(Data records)
◆ ◆ ◆ ◆ ◆
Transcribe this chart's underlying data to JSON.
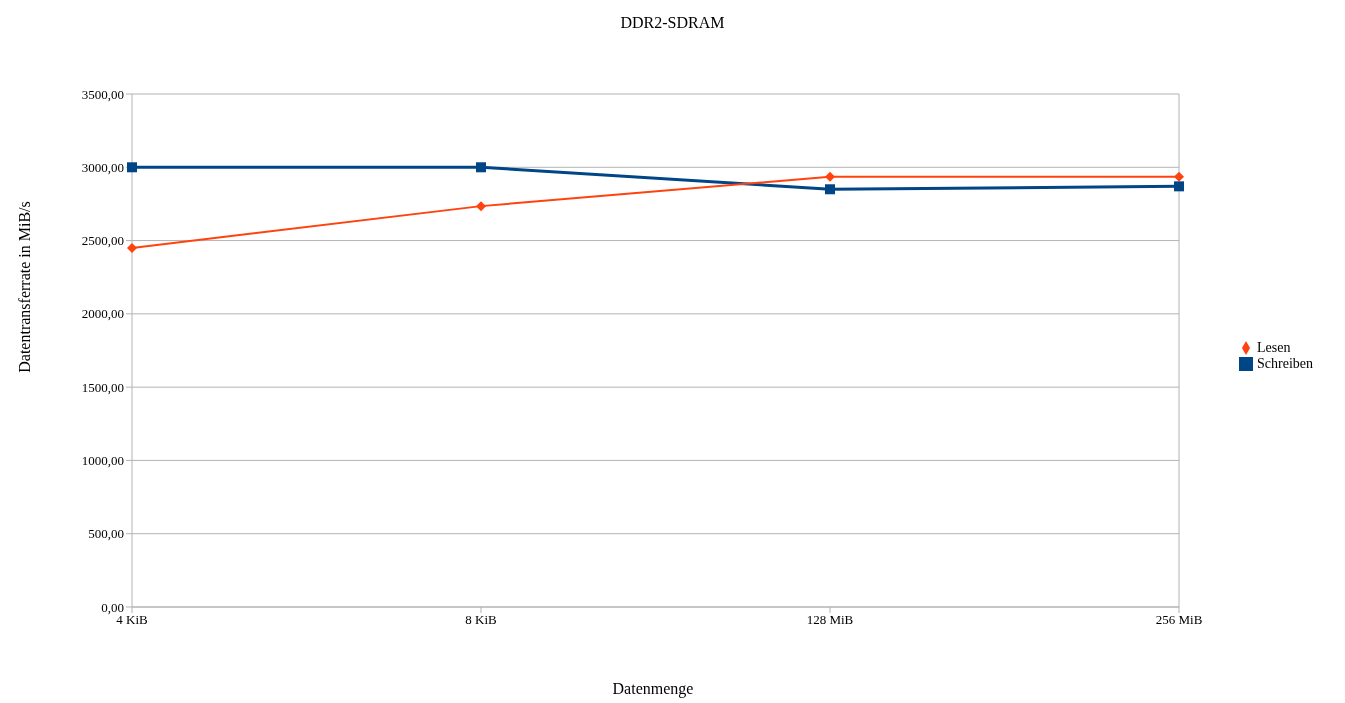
{
  "chart_data": {
    "type": "line",
    "title": "DDR2-SDRAM",
    "xlabel": "Datenmenge",
    "ylabel": "Datentransferrate in MiB/s",
    "categories": [
      "4 KiB",
      "8 KiB",
      "128 MiB",
      "256 MiB"
    ],
    "series": [
      {
        "name": "Schreiben",
        "color": "#004586",
        "marker": "square",
        "values": [
          3000,
          3000,
          2850,
          2870
        ]
      },
      {
        "name": "Lesen",
        "color": "#ff420e",
        "marker": "diamond",
        "values": [
          2450,
          2735,
          2935,
          2935
        ]
      }
    ],
    "ylim": [
      0,
      3500
    ],
    "yticks": [
      {
        "value": 0,
        "label": "0,00"
      },
      {
        "value": 500,
        "label": "500,00"
      },
      {
        "value": 1000,
        "label": "1000,00"
      },
      {
        "value": 1500,
        "label": "1500,00"
      },
      {
        "value": 2000,
        "label": "2000,00"
      },
      {
        "value": 2500,
        "label": "2500,00"
      },
      {
        "value": 3000,
        "label": "3000,00"
      },
      {
        "value": 3500,
        "label": "3500,00"
      }
    ],
    "grid": "y",
    "legend": "right",
    "line_style": "solid"
  }
}
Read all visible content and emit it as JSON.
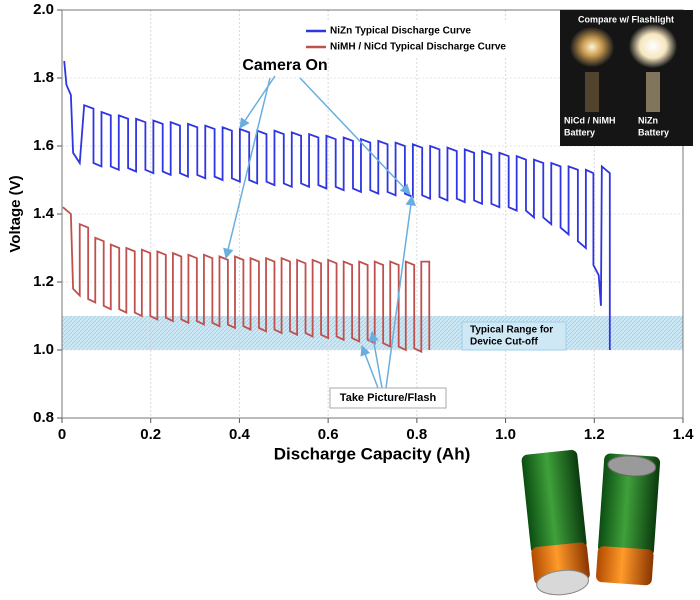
{
  "chart_data": {
    "type": "line",
    "xlabel": "Discharge Capacity (Ah)",
    "ylabel": "Voltage (V)",
    "xlim": [
      0,
      1.4
    ],
    "ylim": [
      0.8,
      2.0
    ],
    "xticks": [
      0,
      0.2,
      0.4,
      0.6,
      0.8,
      {
        "value": 1,
        "label": "1.0"
      },
      1.2,
      1.4
    ],
    "yticks": [
      0.8,
      {
        "value": 1,
        "label": "1.0"
      },
      1.2,
      1.4,
      1.6,
      1.8,
      {
        "value": 2,
        "label": "2.0"
      }
    ],
    "grid": true,
    "legend": "upper right",
    "series": [
      {
        "name": "NiZn Typical Discharge Curve",
        "color": "#2f35e0",
        "x": [
          0.005,
          0.01,
          0.02,
          0.025,
          0.04,
          0.05,
          0.071,
          0.071,
          0.089,
          0.089,
          0.11,
          0.11,
          0.128,
          0.128,
          0.149,
          0.149,
          0.167,
          0.167,
          0.188,
          0.188,
          0.206,
          0.206,
          0.227,
          0.227,
          0.245,
          0.245,
          0.266,
          0.266,
          0.284,
          0.284,
          0.305,
          0.305,
          0.323,
          0.323,
          0.344,
          0.344,
          0.362,
          0.362,
          0.383,
          0.383,
          0.401,
          0.401,
          0.422,
          0.422,
          0.44,
          0.44,
          0.461,
          0.461,
          0.479,
          0.479,
          0.5,
          0.5,
          0.518,
          0.518,
          0.539,
          0.539,
          0.557,
          0.557,
          0.578,
          0.578,
          0.596,
          0.596,
          0.617,
          0.617,
          0.635,
          0.635,
          0.656,
          0.656,
          0.674,
          0.674,
          0.695,
          0.695,
          0.713,
          0.713,
          0.734,
          0.734,
          0.752,
          0.752,
          0.773,
          0.773,
          0.791,
          0.791,
          0.812,
          0.812,
          0.83,
          0.83,
          0.851,
          0.851,
          0.869,
          0.869,
          0.89,
          0.89,
          0.908,
          0.908,
          0.929,
          0.929,
          0.947,
          0.947,
          0.968,
          0.968,
          0.986,
          0.986,
          1.007,
          1.007,
          1.025,
          1.025,
          1.046,
          1.046,
          1.064,
          1.064,
          1.085,
          1.085,
          1.103,
          1.103,
          1.124,
          1.124,
          1.142,
          1.142,
          1.163,
          1.163,
          1.181,
          1.181,
          1.198,
          1.198,
          1.21,
          1.215,
          1.217,
          1.235,
          1.235
        ],
        "values": [
          1.85,
          1.78,
          1.75,
          1.58,
          1.55,
          1.72,
          1.71,
          1.55,
          1.54,
          1.7,
          1.69,
          1.54,
          1.53,
          1.69,
          1.68,
          1.535,
          1.525,
          1.68,
          1.67,
          1.53,
          1.52,
          1.675,
          1.665,
          1.525,
          1.515,
          1.67,
          1.66,
          1.52,
          1.51,
          1.665,
          1.655,
          1.515,
          1.505,
          1.66,
          1.65,
          1.51,
          1.5,
          1.655,
          1.645,
          1.505,
          1.495,
          1.65,
          1.64,
          1.5,
          1.49,
          1.645,
          1.635,
          1.495,
          1.485,
          1.645,
          1.635,
          1.49,
          1.48,
          1.64,
          1.63,
          1.49,
          1.48,
          1.635,
          1.625,
          1.485,
          1.475,
          1.63,
          1.62,
          1.48,
          1.47,
          1.625,
          1.615,
          1.475,
          1.465,
          1.62,
          1.61,
          1.47,
          1.46,
          1.615,
          1.605,
          1.465,
          1.455,
          1.61,
          1.6,
          1.46,
          1.45,
          1.605,
          1.595,
          1.455,
          1.445,
          1.6,
          1.59,
          1.45,
          1.44,
          1.595,
          1.585,
          1.445,
          1.435,
          1.59,
          1.58,
          1.44,
          1.43,
          1.585,
          1.575,
          1.43,
          1.42,
          1.58,
          1.57,
          1.42,
          1.41,
          1.57,
          1.56,
          1.41,
          1.39,
          1.56,
          1.55,
          1.39,
          1.37,
          1.55,
          1.54,
          1.36,
          1.34,
          1.54,
          1.53,
          1.32,
          1.3,
          1.53,
          1.52,
          1.25,
          1.22,
          1.13,
          1.54,
          1.52,
          1.0
        ]
      },
      {
        "name": "NiMH / NiCd Typical Discharge Curve",
        "color": "#c0504d",
        "x": [
          0.002,
          0.02,
          0.025,
          0.04,
          0.04,
          0.059,
          0.059,
          0.075,
          0.075,
          0.094,
          0.094,
          0.11,
          0.11,
          0.129,
          0.129,
          0.145,
          0.145,
          0.164,
          0.164,
          0.18,
          0.18,
          0.199,
          0.199,
          0.215,
          0.215,
          0.234,
          0.234,
          0.25,
          0.25,
          0.269,
          0.269,
          0.285,
          0.285,
          0.304,
          0.304,
          0.32,
          0.32,
          0.339,
          0.339,
          0.355,
          0.355,
          0.374,
          0.374,
          0.39,
          0.39,
          0.409,
          0.409,
          0.425,
          0.425,
          0.444,
          0.444,
          0.46,
          0.46,
          0.479,
          0.479,
          0.495,
          0.495,
          0.514,
          0.514,
          0.53,
          0.53,
          0.549,
          0.549,
          0.565,
          0.565,
          0.584,
          0.584,
          0.6,
          0.6,
          0.619,
          0.619,
          0.635,
          0.635,
          0.654,
          0.654,
          0.67,
          0.67,
          0.689,
          0.689,
          0.705,
          0.705,
          0.724,
          0.724,
          0.74,
          0.74,
          0.759,
          0.759,
          0.775,
          0.775,
          0.794,
          0.794,
          0.81,
          0.81,
          0.828,
          0.828
        ],
        "values": [
          1.42,
          1.4,
          1.18,
          1.16,
          1.37,
          1.36,
          1.15,
          1.14,
          1.33,
          1.32,
          1.13,
          1.12,
          1.31,
          1.3,
          1.12,
          1.11,
          1.3,
          1.29,
          1.11,
          1.1,
          1.295,
          1.285,
          1.1,
          1.09,
          1.29,
          1.28,
          1.095,
          1.085,
          1.285,
          1.275,
          1.09,
          1.08,
          1.28,
          1.27,
          1.085,
          1.075,
          1.28,
          1.27,
          1.08,
          1.07,
          1.275,
          1.265,
          1.075,
          1.065,
          1.275,
          1.265,
          1.07,
          1.06,
          1.27,
          1.26,
          1.065,
          1.055,
          1.27,
          1.26,
          1.06,
          1.05,
          1.27,
          1.26,
          1.055,
          1.045,
          1.265,
          1.255,
          1.05,
          1.04,
          1.265,
          1.255,
          1.045,
          1.035,
          1.265,
          1.255,
          1.04,
          1.03,
          1.26,
          1.25,
          1.035,
          1.025,
          1.26,
          1.25,
          1.03,
          1.02,
          1.26,
          1.25,
          1.02,
          1.01,
          1.26,
          1.25,
          1.01,
          1.0,
          1.26,
          1.25,
          1.005,
          0.995,
          1.26,
          1.26,
          1.0
        ]
      }
    ],
    "band": {
      "range": [
        1.0,
        1.1
      ],
      "label": [
        "Typical Range for",
        "Device Cut-off"
      ]
    },
    "annotations": [
      "Camera On",
      "Take Picture/Flash"
    ],
    "inset": {
      "title": "Compare w/ Flashlight",
      "left": [
        "NiCd / NiMH",
        "Battery"
      ],
      "right": [
        "NiZn",
        "Battery"
      ]
    }
  }
}
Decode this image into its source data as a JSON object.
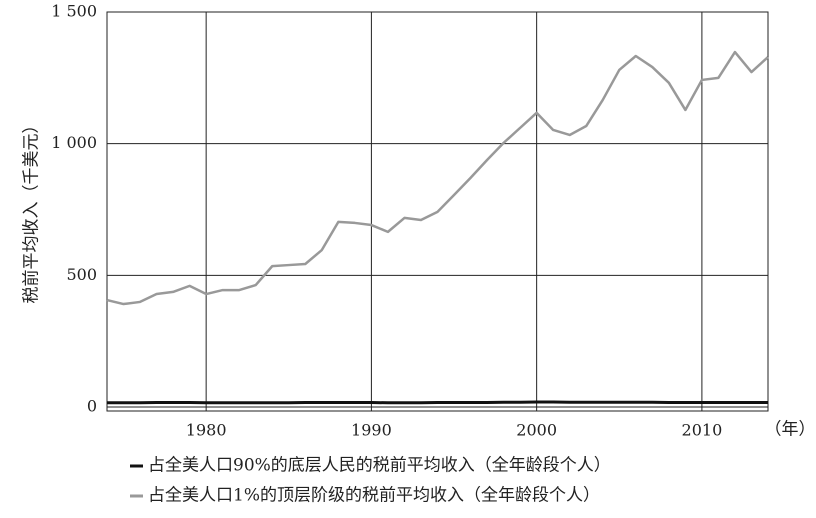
◆ ◆ ◆ ◆ ◆
> Directions:
Copy each line above containing the string "NiMH".

> The result:
        "name": "NiMH / NiCd Typical Discharge Curve",
        "NiCd / NiMH",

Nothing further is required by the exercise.